** start DATA FOR PROCESSING **

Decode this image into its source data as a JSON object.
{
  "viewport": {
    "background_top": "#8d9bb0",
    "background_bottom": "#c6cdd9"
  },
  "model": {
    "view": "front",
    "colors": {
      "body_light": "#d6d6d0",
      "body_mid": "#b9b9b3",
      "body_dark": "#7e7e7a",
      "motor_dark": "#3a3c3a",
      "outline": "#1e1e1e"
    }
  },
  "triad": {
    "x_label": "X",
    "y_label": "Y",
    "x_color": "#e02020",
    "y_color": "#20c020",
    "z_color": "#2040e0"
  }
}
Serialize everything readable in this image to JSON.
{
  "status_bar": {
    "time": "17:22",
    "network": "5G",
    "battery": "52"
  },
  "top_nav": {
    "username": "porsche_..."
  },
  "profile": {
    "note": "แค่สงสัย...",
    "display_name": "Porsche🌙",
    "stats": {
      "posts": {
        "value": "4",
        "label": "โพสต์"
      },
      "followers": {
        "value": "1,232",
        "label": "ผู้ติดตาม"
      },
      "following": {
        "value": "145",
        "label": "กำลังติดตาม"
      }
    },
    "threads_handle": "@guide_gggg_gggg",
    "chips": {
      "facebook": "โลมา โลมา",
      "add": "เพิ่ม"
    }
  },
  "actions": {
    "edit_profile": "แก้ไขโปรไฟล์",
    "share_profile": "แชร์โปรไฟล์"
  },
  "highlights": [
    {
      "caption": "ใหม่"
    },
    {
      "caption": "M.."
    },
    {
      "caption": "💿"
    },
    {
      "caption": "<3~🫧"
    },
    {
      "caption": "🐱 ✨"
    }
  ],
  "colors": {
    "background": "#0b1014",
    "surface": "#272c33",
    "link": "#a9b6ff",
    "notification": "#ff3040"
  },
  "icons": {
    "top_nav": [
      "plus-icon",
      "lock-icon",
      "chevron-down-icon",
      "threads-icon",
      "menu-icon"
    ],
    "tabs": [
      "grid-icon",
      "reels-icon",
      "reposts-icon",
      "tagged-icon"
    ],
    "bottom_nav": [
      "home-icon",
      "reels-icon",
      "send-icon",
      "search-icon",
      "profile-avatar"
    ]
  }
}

** end DATA FOR PROCESSING **

• _SET EXERCISE_
Where a line contains "caption", copy that line.

• _IN RESPONSE_
      "caption": "ใหม่"
      "caption": "M.."
      "caption": "💿"
      "caption": "<3~🫧"
      "caption": "🐱 ✨"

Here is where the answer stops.